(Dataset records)

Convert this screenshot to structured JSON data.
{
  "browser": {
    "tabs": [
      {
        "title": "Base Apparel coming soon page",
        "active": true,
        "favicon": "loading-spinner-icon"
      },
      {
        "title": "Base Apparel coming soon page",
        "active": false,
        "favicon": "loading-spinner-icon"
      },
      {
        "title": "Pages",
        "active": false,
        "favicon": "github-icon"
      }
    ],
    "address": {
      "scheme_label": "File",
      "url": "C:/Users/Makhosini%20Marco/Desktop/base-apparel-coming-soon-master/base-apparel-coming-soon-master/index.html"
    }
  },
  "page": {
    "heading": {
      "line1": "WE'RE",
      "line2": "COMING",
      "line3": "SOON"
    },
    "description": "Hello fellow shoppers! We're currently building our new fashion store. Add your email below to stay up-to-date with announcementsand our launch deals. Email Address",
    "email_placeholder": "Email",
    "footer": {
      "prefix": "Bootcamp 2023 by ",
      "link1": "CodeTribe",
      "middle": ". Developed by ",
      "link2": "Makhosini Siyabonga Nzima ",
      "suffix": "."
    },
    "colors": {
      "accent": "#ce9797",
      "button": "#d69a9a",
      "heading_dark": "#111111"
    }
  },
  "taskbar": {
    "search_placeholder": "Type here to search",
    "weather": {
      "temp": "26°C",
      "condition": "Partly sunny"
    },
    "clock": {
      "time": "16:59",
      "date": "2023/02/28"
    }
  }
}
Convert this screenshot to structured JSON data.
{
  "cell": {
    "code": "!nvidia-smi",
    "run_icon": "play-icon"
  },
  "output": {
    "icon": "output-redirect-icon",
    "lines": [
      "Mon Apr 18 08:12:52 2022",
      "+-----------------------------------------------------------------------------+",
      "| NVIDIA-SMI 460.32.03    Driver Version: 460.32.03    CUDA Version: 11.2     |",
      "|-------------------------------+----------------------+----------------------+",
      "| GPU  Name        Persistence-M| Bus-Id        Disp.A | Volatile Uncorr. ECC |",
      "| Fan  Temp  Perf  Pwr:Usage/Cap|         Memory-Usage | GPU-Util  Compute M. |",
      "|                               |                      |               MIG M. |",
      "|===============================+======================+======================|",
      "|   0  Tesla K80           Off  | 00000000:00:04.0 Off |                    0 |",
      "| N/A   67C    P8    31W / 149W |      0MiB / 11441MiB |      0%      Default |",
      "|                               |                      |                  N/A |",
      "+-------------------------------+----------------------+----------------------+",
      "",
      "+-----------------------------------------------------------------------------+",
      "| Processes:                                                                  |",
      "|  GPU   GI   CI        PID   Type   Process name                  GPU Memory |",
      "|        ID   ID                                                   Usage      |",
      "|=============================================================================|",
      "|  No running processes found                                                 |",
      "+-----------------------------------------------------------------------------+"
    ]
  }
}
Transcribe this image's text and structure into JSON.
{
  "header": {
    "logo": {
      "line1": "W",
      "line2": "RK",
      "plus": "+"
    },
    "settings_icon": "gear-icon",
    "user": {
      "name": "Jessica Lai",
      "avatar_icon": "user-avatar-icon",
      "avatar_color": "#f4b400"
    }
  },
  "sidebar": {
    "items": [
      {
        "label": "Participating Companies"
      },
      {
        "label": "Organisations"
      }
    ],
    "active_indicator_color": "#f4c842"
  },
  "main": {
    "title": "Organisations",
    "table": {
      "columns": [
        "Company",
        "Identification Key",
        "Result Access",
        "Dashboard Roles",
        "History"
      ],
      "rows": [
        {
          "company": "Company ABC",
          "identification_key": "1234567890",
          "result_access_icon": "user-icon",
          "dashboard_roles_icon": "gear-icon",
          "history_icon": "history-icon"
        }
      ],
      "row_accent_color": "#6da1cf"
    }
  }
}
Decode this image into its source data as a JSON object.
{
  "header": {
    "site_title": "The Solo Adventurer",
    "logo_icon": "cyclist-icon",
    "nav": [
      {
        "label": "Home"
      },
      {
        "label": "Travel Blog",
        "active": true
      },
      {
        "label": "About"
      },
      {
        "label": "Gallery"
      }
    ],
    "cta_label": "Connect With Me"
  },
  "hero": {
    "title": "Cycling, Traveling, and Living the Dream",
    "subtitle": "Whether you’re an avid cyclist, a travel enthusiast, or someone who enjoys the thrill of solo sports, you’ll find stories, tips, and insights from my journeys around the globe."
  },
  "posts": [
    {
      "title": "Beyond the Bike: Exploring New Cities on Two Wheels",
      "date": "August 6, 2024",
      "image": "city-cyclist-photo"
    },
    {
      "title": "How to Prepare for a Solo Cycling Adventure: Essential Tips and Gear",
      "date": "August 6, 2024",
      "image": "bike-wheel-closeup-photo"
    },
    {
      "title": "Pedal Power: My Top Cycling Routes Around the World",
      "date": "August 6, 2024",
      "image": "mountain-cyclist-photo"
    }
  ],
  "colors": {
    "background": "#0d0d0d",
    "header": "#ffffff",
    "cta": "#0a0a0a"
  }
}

_GIVEN REQUEST_.
Can you give every line above again, exactly as written?

_EXERCISE RESPONSE_.
Convert this screenshot to structured JSON data.
{
  "browser": {
    "tabs": [
      {
        "title": "Base Apparel coming soon page",
        "active": true,
        "favicon": "loading-spinner-icon"
      },
      {
        "title": "Base Apparel coming soon page",
        "active": false,
        "favicon": "loading-spinner-icon"
      },
      {
        "title": "Pages",
        "active": false,
        "favicon": "github-icon"
      }
    ],
    "address": {
      "scheme_label": "File",
      "url": "C:/Users/Makhosini%20Marco/Desktop/base-apparel-coming-soon-master/base-apparel-coming-soon-master/index.html"
    }
  },
  "page": {
    "heading": {
      "line1": "WE'RE",
      "line2": "COMING",
      "line3": "SOON"
    },
    "description": "Hello fellow shoppers! We're currently building our new fashion store. Add your email below to stay up-to-date with announcementsand our launch deals. Email Address",
    "email_placeholder": "Email",
    "footer": {
      "prefix": "Bootcamp 2023 by ",
      "link1": "CodeTribe",
      "middle": ". Developed by ",
      "link2": "Makhosini Siyabonga Nzima ",
      "suffix": "."
    },
    "colors": {
      "accent": "#ce9797",
      "button": "#d69a9a",
      "heading_dark": "#111111"
    }
  },
  "taskbar": {
    "search_placeholder": "Type here to search",
    "weather": {
      "temp": "26°C",
      "condition": "Partly sunny"
    },
    "clock": {
      "time": "16:59",
      "date": "2023/02/28"
    }
  }
}
Convert this screenshot to structured JSON data.
{
  "cell": {
    "code": "!nvidia-smi",
    "run_icon": "play-icon"
  },
  "output": {
    "icon": "output-redirect-icon",
    "lines": [
      "Mon Apr 18 08:12:52 2022",
      "+-----------------------------------------------------------------------------+",
      "| NVIDIA-SMI 460.32.03    Driver Version: 460.32.03    CUDA Version: 11.2     |",
      "|-------------------------------+----------------------+----------------------+",
      "| GPU  Name        Persistence-M| Bus-Id        Disp.A | Volatile Uncorr. ECC |",
      "| Fan  Temp  Perf  Pwr:Usage/Cap|         Memory-Usage | GPU-Util  Compute M. |",
      "|                               |                      |               MIG M. |",
      "|===============================+======================+======================|",
      "|   0  Tesla K80           Off  | 00000000:00:04.0 Off |                    0 |",
      "| N/A   67C    P8    31W / 149W |      0MiB / 11441MiB |      0%      Default |",
      "|                               |                      |                  N/A |",
      "+-------------------------------+----------------------+----------------------+",
      "",
      "+-----------------------------------------------------------------------------+",
      "| Processes:                                                                  |",
      "|  GPU   GI   CI        PID   Type   Process name                  GPU Memory |",
      "|        ID   ID                                                   Usage      |",
      "|=============================================================================|",
      "|  No running processes found                                                 |",
      "+-----------------------------------------------------------------------------+"
    ]
  }
}
Transcribe this image's text and structure into JSON.
{
  "header": {
    "logo": {
      "line1": "W",
      "line2": "RK",
      "plus": "+"
    },
    "settings_icon": "gear-icon",
    "user": {
      "name": "Jessica Lai",
      "avatar_icon": "user-avatar-icon",
      "avatar_color": "#f4b400"
    }
  },
  "sidebar": {
    "items": [
      {
        "label": "Participating Companies"
      },
      {
        "label": "Organisations"
      }
    ],
    "active_indicator_color": "#f4c842"
  },
  "main": {
    "title": "Organisations",
    "table": {
      "columns": [
        "Company",
        "Identification Key",
        "Result Access",
        "Dashboard Roles",
        "History"
      ],
      "rows": [
        {
          "company": "Company ABC",
          "identification_key": "1234567890",
          "result_access_icon": "user-icon",
          "dashboard_roles_icon": "gear-icon",
          "history_icon": "history-icon"
        }
      ],
      "row_accent_color": "#6da1cf"
    }
  }
}
Decode this image into its source data as a JSON object.
{
  "header": {
    "site_title": "The Solo Adventurer",
    "logo_icon": "cyclist-icon",
    "nav": [
      {
        "label": "Home"
      },
      {
        "label": "Travel Blog",
        "active": true
      },
      {
        "label": "About"
      },
      {
        "label": "Gallery"
      }
    ],
    "cta_label": "Connect With Me"
  },
  "hero": {
    "title": "Cycling, Traveling, and Living the Dream",
    "subtitle": "Whether you’re an avid cyclist, a travel enthusiast, or someone who enjoys the thrill of solo sports, you’ll find stories, tips, and insights from my journeys around the globe."
  },
  "posts": [
    {
      "title": "Beyond the Bike: Exploring New Cities on Two Wheels",
      "date": "August 6, 2024",
      "image": "city-cyclist-photo"
    },
    {
      "title": "How to Prepare for a Solo Cycling Adventure: Essential Tips and Gear",
      "date": "August 6, 2024",
      "image": "bike-wheel-closeup-photo"
    },
    {
      "title": "Pedal Power: My Top Cycling Routes Around the World",
      "date": "August 6, 2024",
      "image": "mountain-cyclist-photo"
    }
  ],
  "colors": {
    "background": "#0d0d0d",
    "header": "#ffffff",
    "cta": "#0a0a0a"
  }
}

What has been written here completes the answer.